• _What is required_
Scan the records and identify every line in which the string "Kroupa" occurs, then return those lines.

==============================

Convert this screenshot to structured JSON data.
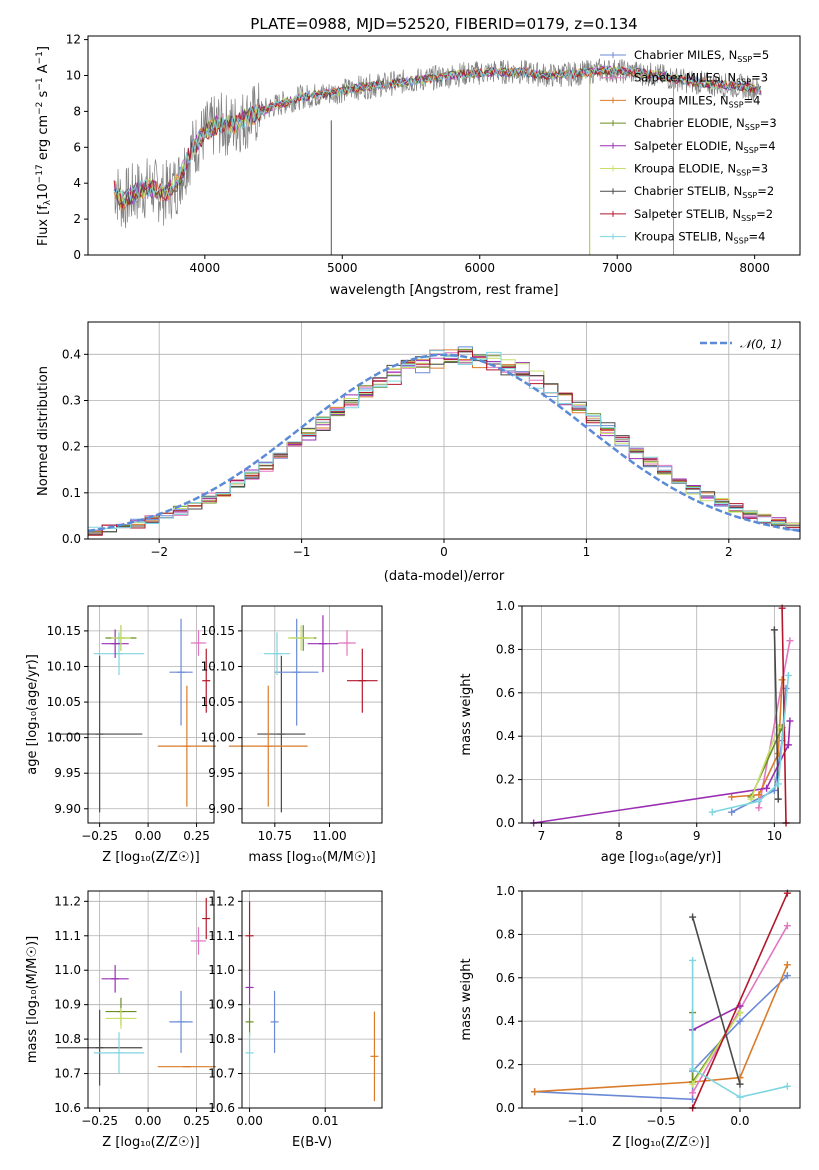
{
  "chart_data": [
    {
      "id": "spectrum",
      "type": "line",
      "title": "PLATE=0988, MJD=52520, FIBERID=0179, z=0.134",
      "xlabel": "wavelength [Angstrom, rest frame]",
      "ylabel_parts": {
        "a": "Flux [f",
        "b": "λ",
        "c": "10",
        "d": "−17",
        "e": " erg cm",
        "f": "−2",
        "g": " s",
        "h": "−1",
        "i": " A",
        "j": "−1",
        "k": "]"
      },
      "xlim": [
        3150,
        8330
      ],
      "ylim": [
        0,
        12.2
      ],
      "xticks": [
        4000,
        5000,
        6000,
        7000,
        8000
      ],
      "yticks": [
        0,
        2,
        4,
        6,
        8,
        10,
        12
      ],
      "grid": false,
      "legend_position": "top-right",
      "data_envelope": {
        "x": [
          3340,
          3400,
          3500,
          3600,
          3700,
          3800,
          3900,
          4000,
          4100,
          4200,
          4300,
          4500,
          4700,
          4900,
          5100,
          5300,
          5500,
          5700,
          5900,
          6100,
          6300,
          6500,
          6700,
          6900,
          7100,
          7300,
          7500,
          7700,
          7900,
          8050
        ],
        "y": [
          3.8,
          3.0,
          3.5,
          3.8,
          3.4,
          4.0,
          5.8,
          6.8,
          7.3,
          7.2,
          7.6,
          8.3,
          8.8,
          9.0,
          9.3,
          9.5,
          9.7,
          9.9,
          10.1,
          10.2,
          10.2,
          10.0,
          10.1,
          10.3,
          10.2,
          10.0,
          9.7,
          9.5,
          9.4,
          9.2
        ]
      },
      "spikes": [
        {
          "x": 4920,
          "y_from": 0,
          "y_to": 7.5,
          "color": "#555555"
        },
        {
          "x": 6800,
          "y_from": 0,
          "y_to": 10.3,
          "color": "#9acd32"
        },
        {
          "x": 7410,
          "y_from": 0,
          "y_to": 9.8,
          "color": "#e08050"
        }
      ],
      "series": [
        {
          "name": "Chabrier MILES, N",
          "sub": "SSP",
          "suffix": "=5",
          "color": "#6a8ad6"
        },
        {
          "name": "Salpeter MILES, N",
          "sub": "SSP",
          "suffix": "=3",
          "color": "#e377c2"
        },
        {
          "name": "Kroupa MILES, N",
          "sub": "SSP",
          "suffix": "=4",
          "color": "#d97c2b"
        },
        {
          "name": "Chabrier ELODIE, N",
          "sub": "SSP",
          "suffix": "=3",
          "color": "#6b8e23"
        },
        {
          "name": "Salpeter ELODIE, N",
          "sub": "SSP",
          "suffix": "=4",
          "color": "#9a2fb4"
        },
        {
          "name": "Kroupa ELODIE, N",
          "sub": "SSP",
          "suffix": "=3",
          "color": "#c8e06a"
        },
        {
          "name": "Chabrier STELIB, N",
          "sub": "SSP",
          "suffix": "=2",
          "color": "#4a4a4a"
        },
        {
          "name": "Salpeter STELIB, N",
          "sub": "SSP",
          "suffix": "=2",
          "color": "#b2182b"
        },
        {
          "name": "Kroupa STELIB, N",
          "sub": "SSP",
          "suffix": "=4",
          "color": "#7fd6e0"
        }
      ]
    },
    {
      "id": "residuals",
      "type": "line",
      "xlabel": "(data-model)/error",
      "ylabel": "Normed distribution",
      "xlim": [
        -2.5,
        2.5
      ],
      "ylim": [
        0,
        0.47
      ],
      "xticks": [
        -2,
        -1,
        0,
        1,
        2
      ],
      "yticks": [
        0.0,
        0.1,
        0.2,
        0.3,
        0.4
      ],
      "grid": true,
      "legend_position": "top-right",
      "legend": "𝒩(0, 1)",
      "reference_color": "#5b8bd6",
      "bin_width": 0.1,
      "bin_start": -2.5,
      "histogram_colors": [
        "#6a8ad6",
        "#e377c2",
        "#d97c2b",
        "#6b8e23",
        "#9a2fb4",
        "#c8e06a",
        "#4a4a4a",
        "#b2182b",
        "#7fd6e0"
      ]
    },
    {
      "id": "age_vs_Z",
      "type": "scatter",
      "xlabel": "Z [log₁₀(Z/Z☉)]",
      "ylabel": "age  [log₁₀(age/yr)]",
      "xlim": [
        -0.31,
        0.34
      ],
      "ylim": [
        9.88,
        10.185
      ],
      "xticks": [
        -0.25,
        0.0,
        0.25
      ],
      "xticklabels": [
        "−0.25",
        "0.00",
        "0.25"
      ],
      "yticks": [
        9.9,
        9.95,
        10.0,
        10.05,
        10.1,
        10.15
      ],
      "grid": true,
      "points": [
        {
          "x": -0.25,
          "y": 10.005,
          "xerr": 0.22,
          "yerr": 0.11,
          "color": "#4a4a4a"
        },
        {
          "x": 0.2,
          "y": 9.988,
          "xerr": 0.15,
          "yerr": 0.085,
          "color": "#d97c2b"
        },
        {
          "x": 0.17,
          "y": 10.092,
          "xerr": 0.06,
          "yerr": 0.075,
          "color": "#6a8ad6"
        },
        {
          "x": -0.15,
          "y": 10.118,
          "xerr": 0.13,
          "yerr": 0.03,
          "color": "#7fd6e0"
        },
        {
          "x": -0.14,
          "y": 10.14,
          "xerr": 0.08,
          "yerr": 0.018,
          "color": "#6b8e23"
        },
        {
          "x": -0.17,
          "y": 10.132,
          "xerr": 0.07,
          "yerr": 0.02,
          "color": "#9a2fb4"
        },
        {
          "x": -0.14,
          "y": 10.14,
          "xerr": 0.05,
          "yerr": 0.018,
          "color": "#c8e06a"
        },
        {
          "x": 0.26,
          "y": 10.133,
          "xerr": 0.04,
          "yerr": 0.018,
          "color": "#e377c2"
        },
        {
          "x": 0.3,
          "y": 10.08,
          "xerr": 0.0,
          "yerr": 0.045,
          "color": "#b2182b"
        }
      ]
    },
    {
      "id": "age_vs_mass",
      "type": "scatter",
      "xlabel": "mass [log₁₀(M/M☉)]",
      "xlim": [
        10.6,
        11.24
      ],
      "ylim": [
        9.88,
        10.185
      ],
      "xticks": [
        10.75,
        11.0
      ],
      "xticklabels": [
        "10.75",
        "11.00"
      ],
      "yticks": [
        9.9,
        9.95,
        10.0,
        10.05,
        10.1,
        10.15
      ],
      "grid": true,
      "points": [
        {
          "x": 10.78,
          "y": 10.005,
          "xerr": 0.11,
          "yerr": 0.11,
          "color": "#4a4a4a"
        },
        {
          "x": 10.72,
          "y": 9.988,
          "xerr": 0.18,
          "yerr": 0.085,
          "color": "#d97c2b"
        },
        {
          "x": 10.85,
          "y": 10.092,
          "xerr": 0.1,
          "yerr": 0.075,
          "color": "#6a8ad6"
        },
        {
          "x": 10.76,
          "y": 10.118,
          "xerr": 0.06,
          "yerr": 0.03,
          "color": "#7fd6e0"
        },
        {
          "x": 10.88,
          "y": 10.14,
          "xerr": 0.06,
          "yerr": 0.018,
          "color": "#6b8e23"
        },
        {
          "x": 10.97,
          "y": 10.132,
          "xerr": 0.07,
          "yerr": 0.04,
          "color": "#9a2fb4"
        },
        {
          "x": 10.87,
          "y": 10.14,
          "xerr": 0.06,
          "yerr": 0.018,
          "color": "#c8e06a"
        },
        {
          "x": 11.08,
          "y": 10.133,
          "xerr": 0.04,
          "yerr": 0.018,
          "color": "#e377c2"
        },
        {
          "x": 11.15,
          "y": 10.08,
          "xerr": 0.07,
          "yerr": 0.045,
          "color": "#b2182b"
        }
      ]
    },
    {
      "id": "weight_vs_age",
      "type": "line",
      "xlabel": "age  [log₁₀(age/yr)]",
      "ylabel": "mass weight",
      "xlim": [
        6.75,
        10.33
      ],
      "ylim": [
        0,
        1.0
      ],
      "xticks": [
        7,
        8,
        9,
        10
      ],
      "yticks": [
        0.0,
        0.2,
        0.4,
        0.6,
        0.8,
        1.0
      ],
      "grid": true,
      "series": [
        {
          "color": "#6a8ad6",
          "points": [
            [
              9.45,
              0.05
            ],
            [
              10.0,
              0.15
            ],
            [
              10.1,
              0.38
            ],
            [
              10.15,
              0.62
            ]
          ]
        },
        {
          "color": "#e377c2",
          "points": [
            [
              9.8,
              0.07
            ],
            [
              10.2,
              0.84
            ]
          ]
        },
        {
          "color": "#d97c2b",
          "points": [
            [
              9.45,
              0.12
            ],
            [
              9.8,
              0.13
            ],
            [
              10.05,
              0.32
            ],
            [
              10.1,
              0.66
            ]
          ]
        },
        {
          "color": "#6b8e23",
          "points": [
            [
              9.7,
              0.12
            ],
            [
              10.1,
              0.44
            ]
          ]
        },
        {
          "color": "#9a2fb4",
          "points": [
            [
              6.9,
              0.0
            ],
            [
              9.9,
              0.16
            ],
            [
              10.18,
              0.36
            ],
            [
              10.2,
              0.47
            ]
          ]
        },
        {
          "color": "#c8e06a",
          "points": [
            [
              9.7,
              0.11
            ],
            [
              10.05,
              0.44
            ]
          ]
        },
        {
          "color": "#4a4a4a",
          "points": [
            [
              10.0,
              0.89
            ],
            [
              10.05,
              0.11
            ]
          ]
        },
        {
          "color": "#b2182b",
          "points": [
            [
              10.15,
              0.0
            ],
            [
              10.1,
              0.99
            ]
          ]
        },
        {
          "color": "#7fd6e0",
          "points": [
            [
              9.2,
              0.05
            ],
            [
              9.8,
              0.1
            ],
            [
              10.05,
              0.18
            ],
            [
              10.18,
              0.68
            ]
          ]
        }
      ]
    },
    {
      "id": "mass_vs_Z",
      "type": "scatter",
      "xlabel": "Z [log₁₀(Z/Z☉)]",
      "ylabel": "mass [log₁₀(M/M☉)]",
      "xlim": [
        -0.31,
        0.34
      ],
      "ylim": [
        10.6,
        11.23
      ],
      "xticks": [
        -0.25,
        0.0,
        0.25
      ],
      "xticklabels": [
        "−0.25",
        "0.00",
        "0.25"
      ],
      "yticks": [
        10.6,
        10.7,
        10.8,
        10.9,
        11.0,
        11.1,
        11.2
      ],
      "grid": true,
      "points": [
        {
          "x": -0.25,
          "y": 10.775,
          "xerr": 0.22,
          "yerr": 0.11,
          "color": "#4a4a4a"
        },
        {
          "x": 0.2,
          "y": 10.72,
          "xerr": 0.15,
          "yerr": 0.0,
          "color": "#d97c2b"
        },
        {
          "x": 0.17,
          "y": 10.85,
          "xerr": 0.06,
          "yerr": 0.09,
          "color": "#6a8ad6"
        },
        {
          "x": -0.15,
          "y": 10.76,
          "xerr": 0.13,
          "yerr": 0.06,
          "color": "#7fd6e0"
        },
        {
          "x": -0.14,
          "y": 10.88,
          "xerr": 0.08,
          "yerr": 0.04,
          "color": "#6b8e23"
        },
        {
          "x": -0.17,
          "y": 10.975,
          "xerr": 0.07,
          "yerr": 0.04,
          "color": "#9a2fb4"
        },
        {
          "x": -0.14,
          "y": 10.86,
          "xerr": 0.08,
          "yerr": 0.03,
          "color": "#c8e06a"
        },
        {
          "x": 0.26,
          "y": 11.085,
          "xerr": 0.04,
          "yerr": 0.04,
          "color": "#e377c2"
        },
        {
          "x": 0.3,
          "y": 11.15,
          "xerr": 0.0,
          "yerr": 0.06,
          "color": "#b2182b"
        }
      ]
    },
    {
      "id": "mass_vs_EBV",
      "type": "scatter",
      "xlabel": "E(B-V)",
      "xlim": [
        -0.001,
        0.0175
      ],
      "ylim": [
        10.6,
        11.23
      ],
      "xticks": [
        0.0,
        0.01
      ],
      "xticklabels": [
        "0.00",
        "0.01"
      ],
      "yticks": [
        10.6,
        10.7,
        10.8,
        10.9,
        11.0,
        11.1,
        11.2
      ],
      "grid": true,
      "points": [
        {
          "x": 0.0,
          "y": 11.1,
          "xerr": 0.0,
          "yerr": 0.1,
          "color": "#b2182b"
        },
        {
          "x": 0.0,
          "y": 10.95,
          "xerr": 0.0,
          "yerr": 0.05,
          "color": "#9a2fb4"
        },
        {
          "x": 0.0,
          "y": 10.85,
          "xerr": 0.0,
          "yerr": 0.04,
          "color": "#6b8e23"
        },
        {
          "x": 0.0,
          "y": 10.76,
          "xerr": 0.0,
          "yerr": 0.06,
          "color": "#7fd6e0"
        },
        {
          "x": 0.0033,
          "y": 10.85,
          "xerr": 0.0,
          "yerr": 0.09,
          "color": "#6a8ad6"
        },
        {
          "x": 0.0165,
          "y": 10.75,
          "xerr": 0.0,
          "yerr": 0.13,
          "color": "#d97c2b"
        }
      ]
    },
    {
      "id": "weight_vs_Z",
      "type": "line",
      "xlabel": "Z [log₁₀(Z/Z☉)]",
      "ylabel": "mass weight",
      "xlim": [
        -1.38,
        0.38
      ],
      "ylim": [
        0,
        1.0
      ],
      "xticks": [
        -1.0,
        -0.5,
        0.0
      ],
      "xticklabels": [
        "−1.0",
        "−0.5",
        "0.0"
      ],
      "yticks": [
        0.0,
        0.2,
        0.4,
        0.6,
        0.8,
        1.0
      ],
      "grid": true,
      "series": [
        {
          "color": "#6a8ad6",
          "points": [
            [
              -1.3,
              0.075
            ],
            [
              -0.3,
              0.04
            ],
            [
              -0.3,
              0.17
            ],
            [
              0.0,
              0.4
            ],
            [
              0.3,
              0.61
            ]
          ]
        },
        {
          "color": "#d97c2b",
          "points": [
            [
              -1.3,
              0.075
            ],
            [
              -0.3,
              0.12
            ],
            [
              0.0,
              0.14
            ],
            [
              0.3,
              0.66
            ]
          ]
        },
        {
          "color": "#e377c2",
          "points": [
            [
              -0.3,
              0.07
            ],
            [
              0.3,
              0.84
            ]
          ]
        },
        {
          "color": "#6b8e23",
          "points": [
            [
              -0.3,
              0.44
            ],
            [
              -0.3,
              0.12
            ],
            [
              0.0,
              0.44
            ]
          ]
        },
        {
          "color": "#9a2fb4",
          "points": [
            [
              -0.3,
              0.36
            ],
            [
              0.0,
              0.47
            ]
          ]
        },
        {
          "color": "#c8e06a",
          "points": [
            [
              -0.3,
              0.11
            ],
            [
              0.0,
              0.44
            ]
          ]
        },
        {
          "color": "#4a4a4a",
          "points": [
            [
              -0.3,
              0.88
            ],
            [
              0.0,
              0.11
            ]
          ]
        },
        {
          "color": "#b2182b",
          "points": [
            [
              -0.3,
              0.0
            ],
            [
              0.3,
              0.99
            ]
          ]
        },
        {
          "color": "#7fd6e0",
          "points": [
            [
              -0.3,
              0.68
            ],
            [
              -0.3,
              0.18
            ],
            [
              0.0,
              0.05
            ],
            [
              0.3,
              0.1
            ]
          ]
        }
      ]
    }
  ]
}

==============================

• _Solution to this exercise_
          "name": "Kroupa MILES, N",
          "name": "Kroupa ELODIE, N",
          "name": "Kroupa STELIB, N",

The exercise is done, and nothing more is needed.